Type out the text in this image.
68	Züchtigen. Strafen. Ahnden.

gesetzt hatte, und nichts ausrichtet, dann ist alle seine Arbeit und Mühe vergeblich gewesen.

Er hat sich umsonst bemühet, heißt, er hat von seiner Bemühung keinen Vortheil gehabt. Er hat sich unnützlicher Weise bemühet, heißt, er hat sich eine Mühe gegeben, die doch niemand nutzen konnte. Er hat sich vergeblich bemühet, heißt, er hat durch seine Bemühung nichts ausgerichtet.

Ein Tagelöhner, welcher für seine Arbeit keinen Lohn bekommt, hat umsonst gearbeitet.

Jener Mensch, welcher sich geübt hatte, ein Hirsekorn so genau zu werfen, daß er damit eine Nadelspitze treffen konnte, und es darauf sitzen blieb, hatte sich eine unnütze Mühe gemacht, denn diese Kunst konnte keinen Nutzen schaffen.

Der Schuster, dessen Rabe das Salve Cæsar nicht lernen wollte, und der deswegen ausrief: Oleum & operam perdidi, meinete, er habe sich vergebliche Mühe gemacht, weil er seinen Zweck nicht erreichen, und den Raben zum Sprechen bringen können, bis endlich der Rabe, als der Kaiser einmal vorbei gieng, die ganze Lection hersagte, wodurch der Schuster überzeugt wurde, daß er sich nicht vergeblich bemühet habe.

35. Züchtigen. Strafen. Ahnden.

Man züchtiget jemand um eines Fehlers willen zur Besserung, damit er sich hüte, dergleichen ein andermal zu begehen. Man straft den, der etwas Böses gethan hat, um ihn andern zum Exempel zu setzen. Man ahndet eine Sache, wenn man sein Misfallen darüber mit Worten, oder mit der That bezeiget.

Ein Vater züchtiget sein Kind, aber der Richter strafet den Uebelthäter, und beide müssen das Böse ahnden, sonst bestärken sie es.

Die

-.-.-

#### [Directions for this task]
Above are some records; extract every one of them exactly.

#### [Solution for this task]
Type out the text in this image.
68	Züchtigen. Strafen. Ahnden.

gesetzt hatte, und nichts ausrichtet, dann ist alle seine Arbeit und Mühe vergeblich gewesen.

Er hat sich umsonst bemühet, heißt, er hat von seiner Bemühung keinen Vortheil gehabt. Er hat sich unnützlicher Weise bemühet, heißt, er hat sich eine Mühe gegeben, die doch niemand nutzen konnte. Er hat sich vergeblich bemühet, heißt, er hat durch seine Bemühung nichts ausgerichtet.

Ein Tagelöhner, welcher für seine Arbeit keinen Lohn bekommt, hat umsonst gearbeitet.

Jener Mensch, welcher sich geübt hatte, ein Hirsekorn so genau zu werfen, daß er damit eine Nadelspitze treffen konnte, und es darauf sitzen blieb, hatte sich eine unnütze Mühe gemacht, denn diese Kunst konnte keinen Nutzen schaffen.

Der Schuster, dessen Rabe das Salve Cæsar nicht lernen wollte, und der deswegen ausrief: Oleum & operam perdidi, meinete, er habe sich vergebliche Mühe gemacht, weil er seinen Zweck nicht erreichen, und den Raben zum Sprechen bringen können, bis endlich der Rabe, als der Kaiser einmal vorbei gieng, die ganze Lection hersagte, wodurch der Schuster überzeugt wurde, daß er sich nicht vergeblich bemühet habe.

35. Züchtigen. Strafen. Ahnden.

Man züchtiget jemand um eines Fehlers willen zur Besserung, damit er sich hüte, dergleichen ein andermal zu begehen. Man straft den, der etwas Böses gethan hat, um ihn andern zum Exempel zu setzen. Man ahndet eine Sache, wenn man sein Misfallen darüber mit Worten, oder mit der That bezeiget.

Ein Vater züchtiget sein Kind, aber der Richter strafet den Uebelthäter, und beide müssen das Böse ahnden, sonst bestärken sie es.

Die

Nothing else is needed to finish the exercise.